## Begin

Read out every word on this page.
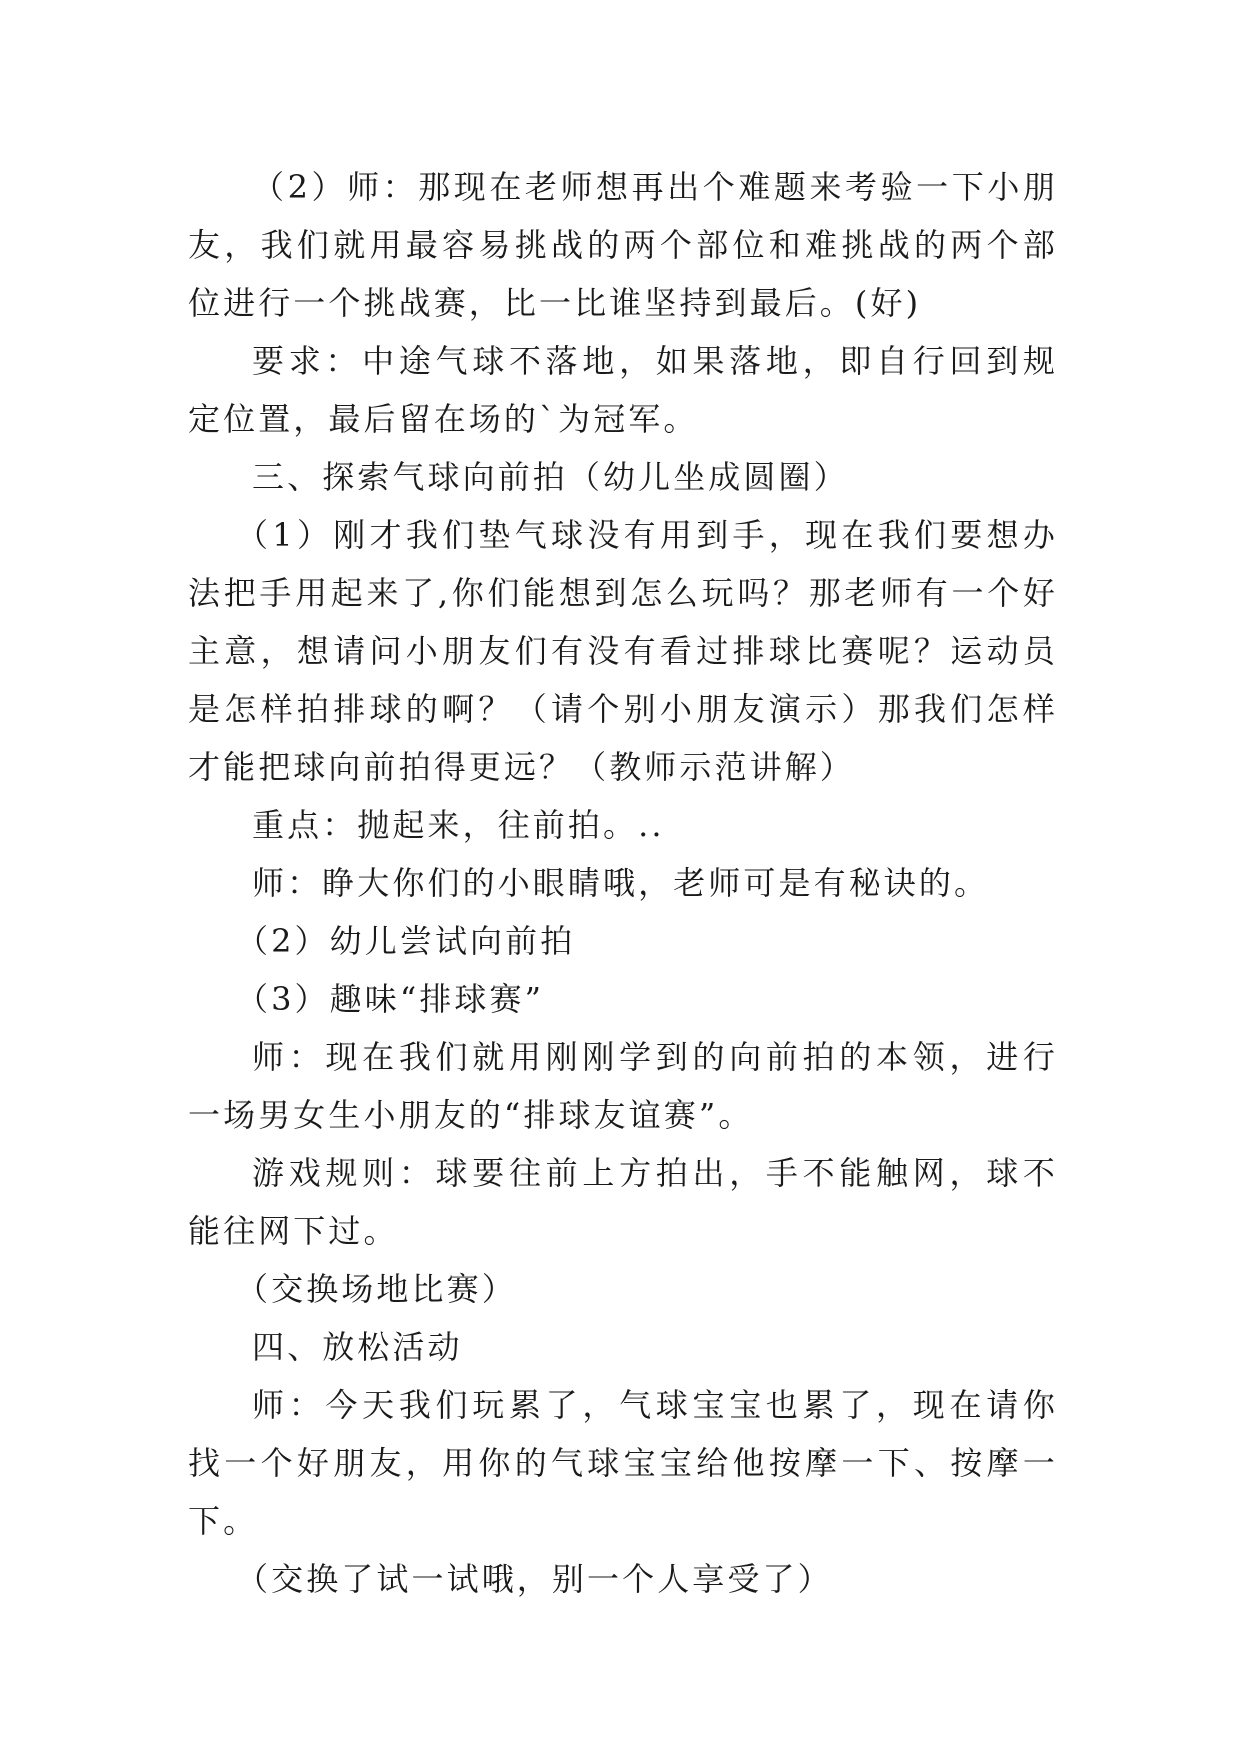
（2）师：那现在老师想再出个难题来考验一下小朋友，我们就用最容易挑战的两个部位和难挑战的两个部位进行一个挑战赛，比一比谁坚持到最后。(好)

要求：中途气球不落地，如果落地，即自行回到规定位置，最后留在场的`为冠军。

三、探索气球向前拍（幼儿坐成圆圈）

（1）刚才我们垫气球没有用到手，现在我们要想办法把手用起来了,你们能想到怎么玩吗？那老师有一个好主意，想请问小朋友们有没有看过排球比赛呢？运动员是怎样拍排球的啊？（请个别小朋友演示）那我们怎样才能把球向前拍得更远？（教师示范讲解）

重点：抛起来，往前拍。..

师：睁大你们的小眼睛哦，老师可是有秘诀的。

（2）幼儿尝试向前拍

（3）趣味“排球赛”

师：现在我们就用刚刚学到的向前拍的本领，进行一场男女生小朋友的“排球友谊赛”。

游戏规则：球要往前上方拍出，手不能触网，球不能往网下过。

（交换场地比赛）

四、放松活动

师：今天我们玩累了，气球宝宝也累了，现在请你找一个好朋友，用你的气球宝宝给他按摩一下、按摩一下。

（交换了试一试哦，别一个人享受了）
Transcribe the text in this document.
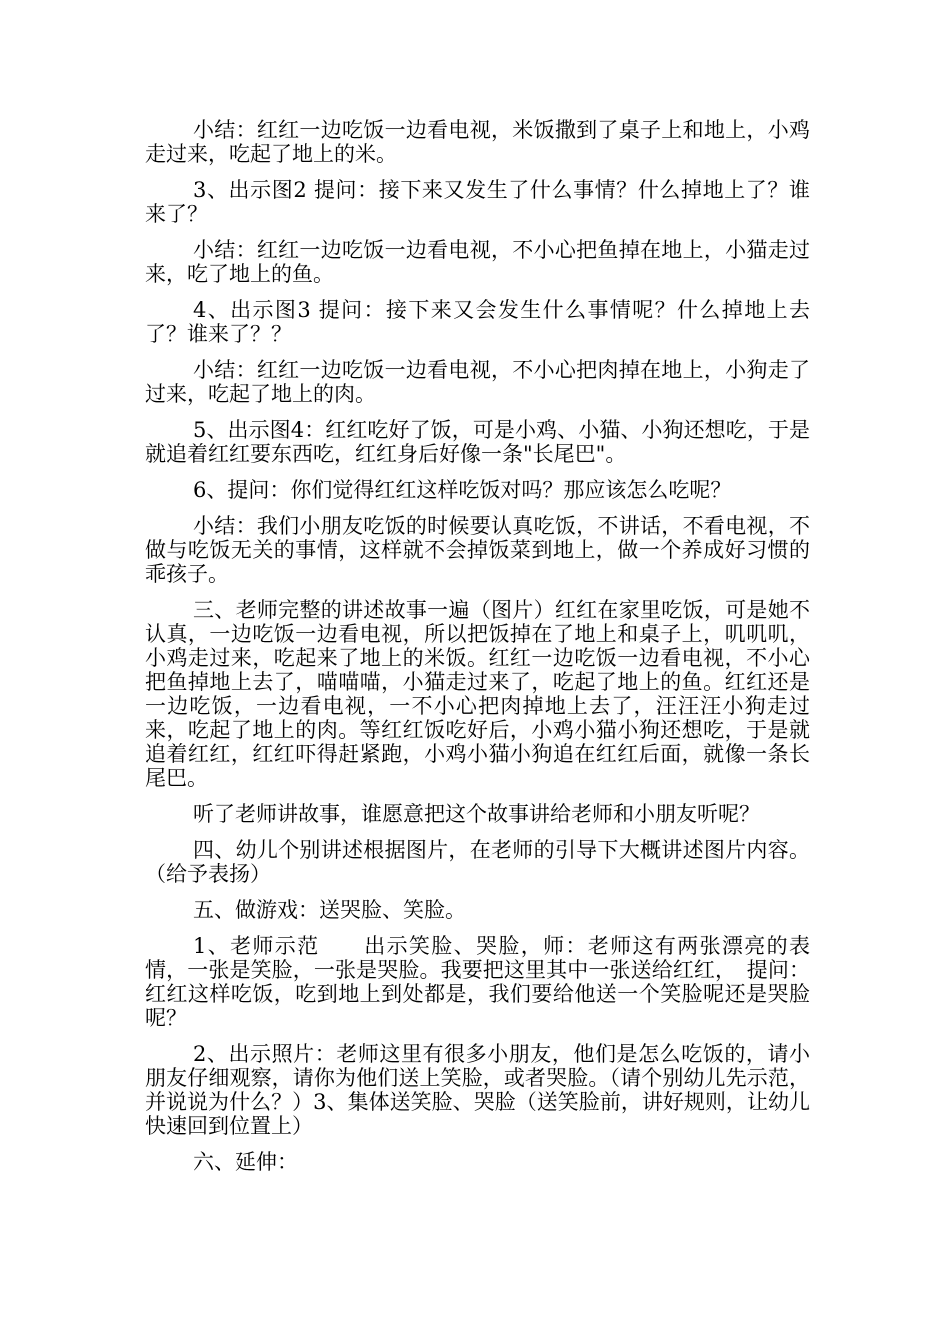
小结：红红一边吃饭一边看电视，米饭撒到了桌子上和地上，小鸡走过来，吃起了地上的米。

3、出示图2 提问：接下来又发生了什么事情？什么掉地上了？谁来了？

小结：红红一边吃饭一边看电视，不小心把鱼掉在地上，小猫走过来，吃了地上的鱼。

4、出示图3 提问：接下来又会发生什么事情呢？什么掉地上去了？谁来了？？

小结：红红一边吃饭一边看电视，不小心把肉掉在地上，小狗走了过来，吃起了地上的肉。

5、出示图4：红红吃好了饭，可是小鸡、小猫、小狗还想吃，于是就追着红红要东西吃，红红身后好像一条"长尾巴"。

6、提问：你们觉得红红这样吃饭对吗？那应该怎么吃呢？

小结：我们小朋友吃饭的时候要认真吃饭，不讲话，不看电视，不做与吃饭无关的事情，这样就不会掉饭菜到地上，做一个养成好习惯的乖孩子。

三、老师完整的讲述故事一遍（图片）红红在家里吃饭，可是她不认真，一边吃饭一边看电视，所以把饭掉在了地上和桌子上，叽叽叽，小鸡走过来，吃起来了地上的米饭。红红一边吃饭一边看电视，不小心把鱼掉地上去了，喵喵喵，小猫走过来了，吃起了地上的鱼。红红还是一边吃饭，一边看电视，一不小心把肉掉地上去了，汪汪汪小狗走过来，吃起了地上的肉。等红红饭吃好后，小鸡小猫小狗还想吃，于是就追着红红，红红吓得赶紧跑，小鸡小猫小狗追在红红后面，就像一条长尾巴。

听了老师讲故事，谁愿意把这个故事讲给老师和小朋友听呢？

四、幼儿个别讲述根据图片，在老师的引导下大概讲述图片内容。（给予表扬）

五、做游戏：送哭脸、笑脸。

1、老师示范　　出示笑脸、哭脸，师：老师这有两张漂亮的表情，一张是笑脸，一张是哭脸。我要把这里其中一张送给红红，　提问：红红这样吃饭，吃到地上到处都是，我们要给他送一个笑脸呢还是哭脸呢？

2、出示照片：老师这里有很多小朋友，他们是怎么吃饭的，请小朋友仔细观察，请你为他们送上笑脸，或者哭脸。（请个别幼儿先示范，并说说为什么？）3、集体送笑脸、哭脸（送笑脸前，讲好规则，让幼儿快速回到位置上）

六、延伸：
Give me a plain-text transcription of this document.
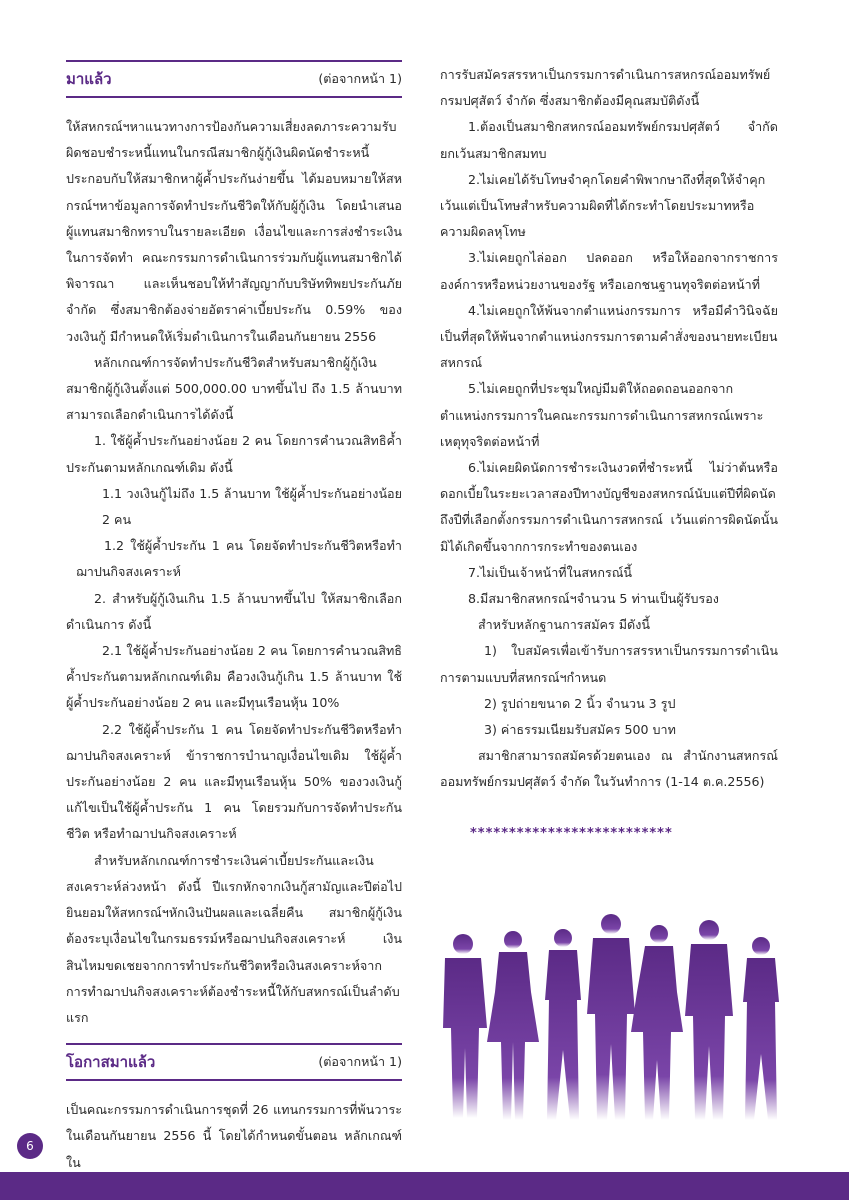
มาแล้ว	(ต่อจากหน้า 1)

ให้สหกรณ์ฯหาแนวทางการป้องกันความเสี่ยงลดภาระความรับผิดชอบชำระหนี้แทนในกรณีสมาชิกผู้กู้เงินผิดนัดชำระหนี้ประกอบกับให้สมาชิกหาผู้ค้ำประกันง่ายขึ้น ได้มอบหมายให้สหกรณ์ฯหาข้อมูลการจัดทำประกันชีวิตให้กับผู้กู้เงิน โดยนำเสนอผู้แทนสมาชิกทราบในรายละเอียด เงื่อนไขและการส่งชำระเงินในการจัดทำ คณะกรรมการดำเนินการร่วมกับผู้แทนสมาชิกได้พิจารณา และเห็นชอบให้ทำสัญญากับบริษัททิพยประกันภัย จำกัด ซึ่งสมาชิกต้องจ่ายอัตราค่าเบี้ยประกัน 0.59% ของวงเงินกู้ มีกำหนดให้เริ่มดำเนินการในเดือนกันยายน 2556

หลักเกณฑ์การจัดทำประกันชีวิตสำหรับสมาชิกผู้กู้เงิน สมาชิกผู้กู้เงินตั้งแต่ 500,000.00 บาทขึ้นไป ถึง 1.5 ล้านบาท สามารถเลือกดำเนินการได้ดังนี้

1. ใช้ผู้ค้ำประกันอย่างน้อย 2 คน โดยการคำนวณสิทธิค้ำประกันตามหลักเกณฑ์เดิม ดังนี้

1.1 วงเงินกู้ไม่ถึง 1.5 ล้านบาท ใช้ผู้ค้ำประกันอย่างน้อย 2 คน

1.2 ใช้ผู้ค้ำประกัน 1 คน โดยจัดทำประกันชีวิตหรือทำฌาปนกิจสงเคราะห์

2. สำหรับผู้กู้เงินเกิน 1.5 ล้านบาทขึ้นไป ให้สมาชิกเลือกดำเนินการ ดังนี้

2.1 ใช้ผู้ค้ำประกันอย่างน้อย 2 คน โดยการคำนวณสิทธิค้ำประกันตามหลักเกณฑ์เดิม คือวงเงินกู้เกิน 1.5 ล้านบาท ใช้ผู้ค้ำประกันอย่างน้อย 2 คน และมีทุนเรือนหุ้น 10%

2.2 ใช้ผู้ค้ำประกัน 1 คน โดยจัดทำประกันชีวิตหรือทำฌาปนกิจสงเคราะห์ ข้าราชการบำนาญเงื่อนไขเดิม ใช้ผู้ค้ำประกันอย่างน้อย 2 คน และมีทุนเรือนหุ้น 50% ของวงเงินกู้ แก้ไขเป็นใช้ผู้ค้ำประกัน 1 คน โดยรวมกับการจัดทำประกันชีวิต หรือทำฌาปนกิจสงเคราะห์

สำหรับหลักเกณฑ์การชำระเงินค่าเบี้ยประกันและเงินสงเคราะห์ล่วงหน้า ดังนี้ ปีแรกหักจากเงินกู้สามัญและปีต่อไปยินยอมให้สหกรณ์ฯหักเงินปันผลและเฉลี่ยคืน สมาชิกผู้กู้เงินต้องระบุเงื่อนไขในกรมธรรม์หรือฌาปนกิจสงเคราะห์ เงินสินไหมขดเชยจากการทำประกันชีวิตหรือเงินสงเคราะห์จากการทำฌาปนกิจสงเคราะห์ต้องชำระหนี้ให้กับสหกรณ์เป็นลำดับแรก

โอกาสมาแล้ว	(ต่อจากหน้า 1)

เป็นคณะกรรมการดำเนินการชุดที่ 26 แทนกรรมการที่พ้นวาระในเดือนกันยายน 2556 นี้ โดยได้กำหนดขั้นตอน หลักเกณฑ์ ใน

การรับสมัครสรรหาเป็นกรรมการดำเนินการสหกรณ์ออมทรัพย์กรมปศุสัตว์ จำกัด ซึ่งสมาชิกต้องมีคุณสมบัติดังนี้

1.ต้องเป็นสมาชิกสหกรณ์ออมทรัพย์กรมปศุสัตว์ จำกัด ยกเว้นสมาชิกสมทบ

2.ไม่เคยได้รับโทษจำคุกโดยคำพิพากษาถึงที่สุดให้จำคุก เว้นแต่เป็นโทษสำหรับความผิดที่ได้กระทำโดยประมาทหรือความผิดลหุโทษ

3.ไม่เคยถูกไล่ออก ปลดออก หรือให้ออกจากราชการ องค์การหรือหน่วยงานของรัฐ หรือเอกชนฐานทุจริตต่อหน้าที่

4.ไม่เคยถูกให้พ้นจากตำแหน่งกรรมการ หรือมีคำวินิจฉัยเป็นที่สุดให้พ้นจากตำแหน่งกรรมการตามคำสั่งของนายทะเบียนสหกรณ์

5.ไม่เคยถูกที่ประชุมใหญ่มีมติให้ถอดถอนออกจากตำแหน่งกรรมการในคณะกรรมการดำเนินการสหกรณ์เพราะเหตุทุจริตต่อหน้าที่

6.ไม่เคยผิดนัดการชำระเงินงวดที่ชำระหนี้ ไม่ว่าต้นหรือดอกเบี้ยในระยะเวลาสองปีทางบัญชีของสหกรณ์นับแต่ปีที่ผิดนัดถึงปีที่เลือกตั้งกรรมการดำเนินการสหกรณ์ เว้นแต่การผิดนัดนั้นมิได้เกิดขึ้นจากการกระทำของตนเอง

7.ไม่เป็นเจ้าหน้าที่ในสหกรณ์นี้

8.มีสมาชิกสหกรณ์ฯจำนวน 5 ท่านเป็นผู้รับรอง

สำหรับหลักฐานการสมัคร มีดังนี้

1) ใบสมัครเพื่อเข้ารับการสรรหาเป็นกรรมการดำเนินการตามแบบที่สหกรณ์ฯกำหนด

2) รูปถ่ายขนาด 2 นิ้ว จำนวน 3 รูป

3) ค่าธรรมเนียมรับสมัคร 500 บาท

สมาชิกสามารถสมัครด้วยตนเอง ณ สำนักงานสหกรณ์ออมทรัพย์กรมปศุสัตว์ จำกัด ในวันทำการ (1-14 ต.ค.2556)

**************************
6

## End

[YOUR GOAL] Using the listing above, pull out all lines that hold the word "นกรรมการดำเน".

[WRITTEN ANSWER]
การรับสมัครสรรหาเป็นกรรมการดำเนินการสหกรณ์ออมทรัพย์กรมปศุสัตว์ จำกัด ซึ่งสมาชิกต้องมีคุณสมบัติดังนี้
1) ใบสมัครเพื่อเข้ารับการสรรหาเป็นกรรมการดำเนินการตามแบบที่สหกรณ์ฯกำหนด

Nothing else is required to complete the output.